Required task:
Whenever a line below holds the word "xlabel", copy that line.

Task material:
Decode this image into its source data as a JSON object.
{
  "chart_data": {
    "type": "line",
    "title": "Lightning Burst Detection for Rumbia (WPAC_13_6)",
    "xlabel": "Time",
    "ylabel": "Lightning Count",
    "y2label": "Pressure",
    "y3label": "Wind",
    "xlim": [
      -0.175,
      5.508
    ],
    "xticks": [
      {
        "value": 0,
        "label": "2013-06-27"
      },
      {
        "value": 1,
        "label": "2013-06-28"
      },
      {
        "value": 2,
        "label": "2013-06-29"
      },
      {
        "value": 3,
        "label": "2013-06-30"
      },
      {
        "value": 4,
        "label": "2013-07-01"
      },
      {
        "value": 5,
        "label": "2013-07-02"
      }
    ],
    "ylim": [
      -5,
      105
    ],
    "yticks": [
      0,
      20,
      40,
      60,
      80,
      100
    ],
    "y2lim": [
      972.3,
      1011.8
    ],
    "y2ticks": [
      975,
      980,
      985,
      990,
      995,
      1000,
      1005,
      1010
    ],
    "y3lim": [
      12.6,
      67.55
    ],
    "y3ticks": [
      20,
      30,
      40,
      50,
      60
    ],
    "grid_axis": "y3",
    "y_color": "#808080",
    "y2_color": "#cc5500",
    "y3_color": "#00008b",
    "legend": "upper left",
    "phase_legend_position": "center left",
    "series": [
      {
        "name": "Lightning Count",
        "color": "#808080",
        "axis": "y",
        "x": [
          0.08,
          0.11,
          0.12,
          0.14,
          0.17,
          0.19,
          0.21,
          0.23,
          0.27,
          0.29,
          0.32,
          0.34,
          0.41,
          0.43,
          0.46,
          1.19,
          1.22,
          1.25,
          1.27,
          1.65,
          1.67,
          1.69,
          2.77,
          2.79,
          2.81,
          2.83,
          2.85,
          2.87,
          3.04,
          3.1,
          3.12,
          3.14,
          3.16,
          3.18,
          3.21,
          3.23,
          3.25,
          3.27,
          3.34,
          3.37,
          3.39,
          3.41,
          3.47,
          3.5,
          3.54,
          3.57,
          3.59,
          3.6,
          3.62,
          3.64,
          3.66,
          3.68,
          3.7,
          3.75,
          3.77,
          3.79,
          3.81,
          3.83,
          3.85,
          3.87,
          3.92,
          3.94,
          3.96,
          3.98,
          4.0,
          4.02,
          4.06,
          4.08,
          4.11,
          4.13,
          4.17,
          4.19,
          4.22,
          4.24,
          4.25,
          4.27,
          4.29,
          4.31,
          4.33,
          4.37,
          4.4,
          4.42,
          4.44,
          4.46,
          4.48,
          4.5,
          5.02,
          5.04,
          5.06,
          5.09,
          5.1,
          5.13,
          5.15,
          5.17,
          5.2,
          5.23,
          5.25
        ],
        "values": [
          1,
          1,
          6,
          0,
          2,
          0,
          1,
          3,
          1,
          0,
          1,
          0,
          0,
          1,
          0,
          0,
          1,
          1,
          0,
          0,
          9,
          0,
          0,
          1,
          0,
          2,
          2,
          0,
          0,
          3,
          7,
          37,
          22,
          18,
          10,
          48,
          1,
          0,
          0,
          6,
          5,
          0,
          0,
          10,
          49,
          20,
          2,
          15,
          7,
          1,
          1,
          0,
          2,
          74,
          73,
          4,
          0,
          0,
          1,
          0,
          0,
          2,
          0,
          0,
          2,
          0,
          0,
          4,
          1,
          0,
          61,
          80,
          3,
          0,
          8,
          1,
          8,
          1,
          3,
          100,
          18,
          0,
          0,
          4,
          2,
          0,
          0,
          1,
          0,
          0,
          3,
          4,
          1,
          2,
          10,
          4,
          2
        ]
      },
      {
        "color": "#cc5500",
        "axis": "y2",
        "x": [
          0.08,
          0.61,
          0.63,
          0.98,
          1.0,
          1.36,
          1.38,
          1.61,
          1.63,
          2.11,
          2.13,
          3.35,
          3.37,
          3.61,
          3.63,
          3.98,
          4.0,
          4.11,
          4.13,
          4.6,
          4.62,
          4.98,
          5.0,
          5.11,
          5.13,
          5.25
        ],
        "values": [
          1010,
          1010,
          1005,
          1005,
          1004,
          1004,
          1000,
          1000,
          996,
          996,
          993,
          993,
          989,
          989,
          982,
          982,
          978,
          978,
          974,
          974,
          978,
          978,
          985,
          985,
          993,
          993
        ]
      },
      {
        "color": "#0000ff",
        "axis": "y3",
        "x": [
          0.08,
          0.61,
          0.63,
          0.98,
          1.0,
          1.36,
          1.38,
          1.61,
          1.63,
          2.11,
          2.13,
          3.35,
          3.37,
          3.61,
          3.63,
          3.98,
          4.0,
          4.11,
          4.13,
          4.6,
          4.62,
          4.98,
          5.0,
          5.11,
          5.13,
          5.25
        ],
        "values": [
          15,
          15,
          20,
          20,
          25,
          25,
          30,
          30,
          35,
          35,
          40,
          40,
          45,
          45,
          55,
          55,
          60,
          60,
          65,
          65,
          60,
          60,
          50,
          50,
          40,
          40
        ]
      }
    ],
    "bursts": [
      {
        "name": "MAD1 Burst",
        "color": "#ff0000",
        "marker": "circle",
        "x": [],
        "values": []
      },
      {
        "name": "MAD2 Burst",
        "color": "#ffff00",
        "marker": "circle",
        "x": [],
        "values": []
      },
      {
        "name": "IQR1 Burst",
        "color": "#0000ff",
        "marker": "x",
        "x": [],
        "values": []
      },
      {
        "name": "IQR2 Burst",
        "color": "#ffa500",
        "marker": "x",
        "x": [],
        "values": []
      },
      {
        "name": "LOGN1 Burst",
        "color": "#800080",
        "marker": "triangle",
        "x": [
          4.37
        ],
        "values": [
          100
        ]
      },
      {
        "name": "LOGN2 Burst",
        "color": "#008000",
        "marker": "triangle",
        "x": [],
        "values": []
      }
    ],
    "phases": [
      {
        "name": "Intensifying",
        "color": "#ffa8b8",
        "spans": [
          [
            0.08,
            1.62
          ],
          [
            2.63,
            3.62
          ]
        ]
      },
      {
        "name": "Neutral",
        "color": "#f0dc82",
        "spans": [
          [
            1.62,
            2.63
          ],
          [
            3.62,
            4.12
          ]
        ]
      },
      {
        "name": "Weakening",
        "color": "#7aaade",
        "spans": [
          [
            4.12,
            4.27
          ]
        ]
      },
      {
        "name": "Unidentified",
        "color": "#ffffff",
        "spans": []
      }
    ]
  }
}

...

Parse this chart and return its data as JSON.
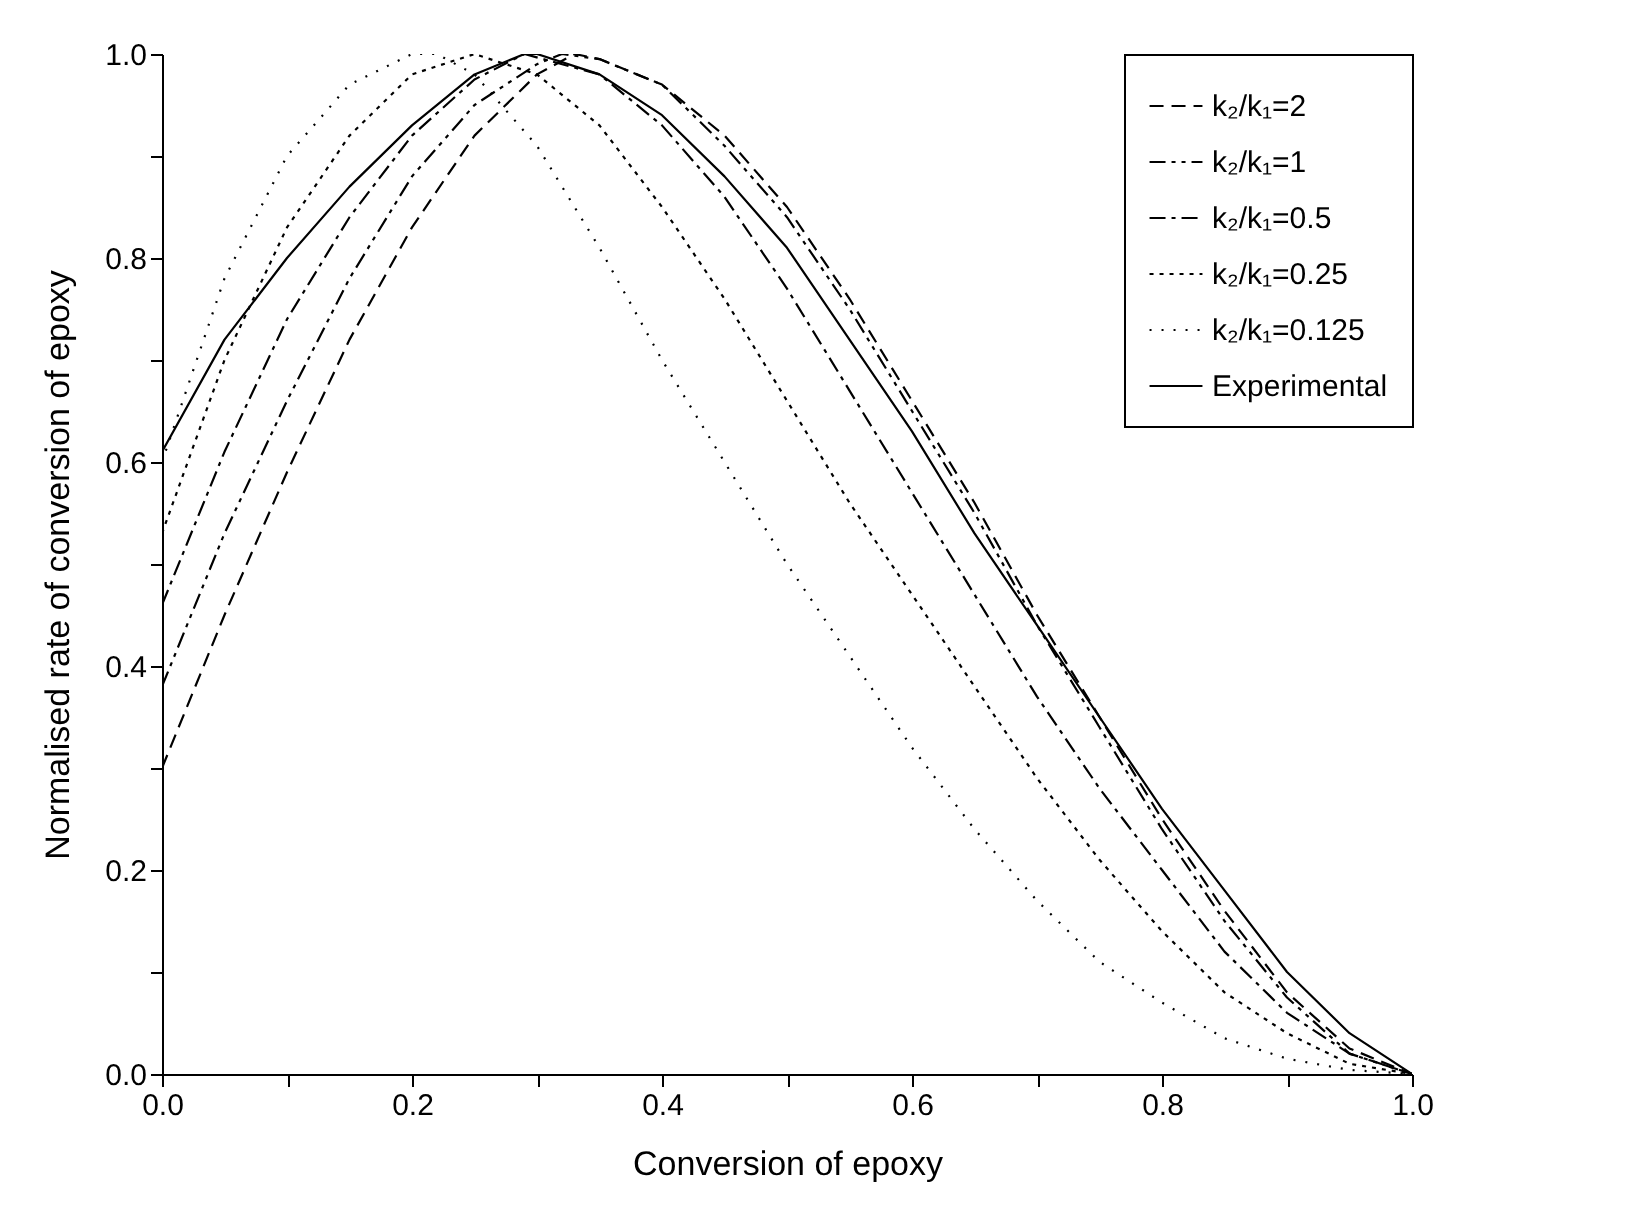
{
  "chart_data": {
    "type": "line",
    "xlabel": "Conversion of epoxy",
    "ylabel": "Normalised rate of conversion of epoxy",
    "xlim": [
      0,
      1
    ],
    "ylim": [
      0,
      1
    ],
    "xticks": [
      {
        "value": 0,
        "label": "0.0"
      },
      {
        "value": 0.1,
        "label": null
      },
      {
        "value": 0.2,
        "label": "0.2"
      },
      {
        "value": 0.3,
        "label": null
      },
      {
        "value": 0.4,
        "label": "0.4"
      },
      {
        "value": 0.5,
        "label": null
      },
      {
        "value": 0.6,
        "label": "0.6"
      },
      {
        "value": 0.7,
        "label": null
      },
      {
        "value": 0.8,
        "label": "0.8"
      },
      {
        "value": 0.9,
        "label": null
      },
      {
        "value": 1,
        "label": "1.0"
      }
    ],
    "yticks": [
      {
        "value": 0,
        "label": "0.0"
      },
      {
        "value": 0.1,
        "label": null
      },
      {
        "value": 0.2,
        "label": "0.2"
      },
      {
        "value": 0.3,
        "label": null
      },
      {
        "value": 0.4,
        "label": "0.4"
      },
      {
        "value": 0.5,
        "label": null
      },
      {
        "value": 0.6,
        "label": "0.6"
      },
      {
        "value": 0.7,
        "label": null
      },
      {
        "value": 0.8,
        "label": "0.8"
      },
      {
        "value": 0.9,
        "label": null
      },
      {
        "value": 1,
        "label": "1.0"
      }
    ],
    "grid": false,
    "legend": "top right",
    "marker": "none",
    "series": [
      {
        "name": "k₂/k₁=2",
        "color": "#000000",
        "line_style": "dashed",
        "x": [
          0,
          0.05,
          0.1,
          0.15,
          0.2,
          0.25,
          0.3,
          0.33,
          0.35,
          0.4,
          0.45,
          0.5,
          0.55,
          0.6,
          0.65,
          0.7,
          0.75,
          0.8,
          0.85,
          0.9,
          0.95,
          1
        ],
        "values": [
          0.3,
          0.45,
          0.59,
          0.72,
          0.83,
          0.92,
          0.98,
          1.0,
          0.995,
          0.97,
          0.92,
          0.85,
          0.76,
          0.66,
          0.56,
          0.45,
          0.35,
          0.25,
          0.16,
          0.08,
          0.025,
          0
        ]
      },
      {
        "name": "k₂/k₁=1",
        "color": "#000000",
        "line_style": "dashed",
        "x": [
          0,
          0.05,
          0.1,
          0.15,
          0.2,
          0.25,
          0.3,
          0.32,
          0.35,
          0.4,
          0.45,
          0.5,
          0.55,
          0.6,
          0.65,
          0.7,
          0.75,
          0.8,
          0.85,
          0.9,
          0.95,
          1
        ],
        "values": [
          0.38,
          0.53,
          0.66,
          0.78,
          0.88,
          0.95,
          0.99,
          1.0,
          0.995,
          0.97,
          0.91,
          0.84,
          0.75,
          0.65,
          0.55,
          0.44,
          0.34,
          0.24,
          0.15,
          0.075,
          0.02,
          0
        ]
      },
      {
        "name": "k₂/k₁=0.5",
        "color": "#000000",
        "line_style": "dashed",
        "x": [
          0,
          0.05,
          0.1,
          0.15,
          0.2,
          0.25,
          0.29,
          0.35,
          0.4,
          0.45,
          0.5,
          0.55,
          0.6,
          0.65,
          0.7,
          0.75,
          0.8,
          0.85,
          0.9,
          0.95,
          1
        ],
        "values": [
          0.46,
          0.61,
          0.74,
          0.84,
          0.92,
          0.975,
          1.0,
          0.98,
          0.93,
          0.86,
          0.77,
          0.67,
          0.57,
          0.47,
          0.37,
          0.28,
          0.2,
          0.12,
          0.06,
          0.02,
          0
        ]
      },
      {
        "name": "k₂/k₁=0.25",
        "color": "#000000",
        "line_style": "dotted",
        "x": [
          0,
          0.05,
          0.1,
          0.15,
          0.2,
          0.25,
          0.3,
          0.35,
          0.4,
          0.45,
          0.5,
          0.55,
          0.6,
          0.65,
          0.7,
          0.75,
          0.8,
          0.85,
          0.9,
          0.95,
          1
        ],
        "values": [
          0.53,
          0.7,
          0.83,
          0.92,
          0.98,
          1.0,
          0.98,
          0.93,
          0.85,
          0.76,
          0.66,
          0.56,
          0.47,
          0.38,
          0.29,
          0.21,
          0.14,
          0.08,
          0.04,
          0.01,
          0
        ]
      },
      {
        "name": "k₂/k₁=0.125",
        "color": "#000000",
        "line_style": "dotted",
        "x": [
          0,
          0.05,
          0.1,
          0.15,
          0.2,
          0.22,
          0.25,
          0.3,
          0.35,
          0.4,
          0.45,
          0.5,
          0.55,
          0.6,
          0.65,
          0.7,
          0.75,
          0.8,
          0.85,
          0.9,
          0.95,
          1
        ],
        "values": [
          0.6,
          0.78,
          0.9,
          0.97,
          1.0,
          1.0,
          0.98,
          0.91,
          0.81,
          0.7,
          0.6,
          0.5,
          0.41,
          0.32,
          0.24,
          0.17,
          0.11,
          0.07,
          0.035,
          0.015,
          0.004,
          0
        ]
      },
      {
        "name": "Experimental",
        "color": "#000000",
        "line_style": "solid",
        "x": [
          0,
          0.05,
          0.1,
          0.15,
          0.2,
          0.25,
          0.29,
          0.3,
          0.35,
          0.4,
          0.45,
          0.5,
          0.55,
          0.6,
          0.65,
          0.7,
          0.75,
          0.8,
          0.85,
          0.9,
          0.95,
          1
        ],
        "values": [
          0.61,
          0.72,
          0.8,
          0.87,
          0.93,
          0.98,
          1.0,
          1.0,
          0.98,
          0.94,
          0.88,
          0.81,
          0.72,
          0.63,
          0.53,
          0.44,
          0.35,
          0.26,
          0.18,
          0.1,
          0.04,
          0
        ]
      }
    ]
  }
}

Result:
    "xlabel": "Time",
    "xlabel": "Conversion of epoxy",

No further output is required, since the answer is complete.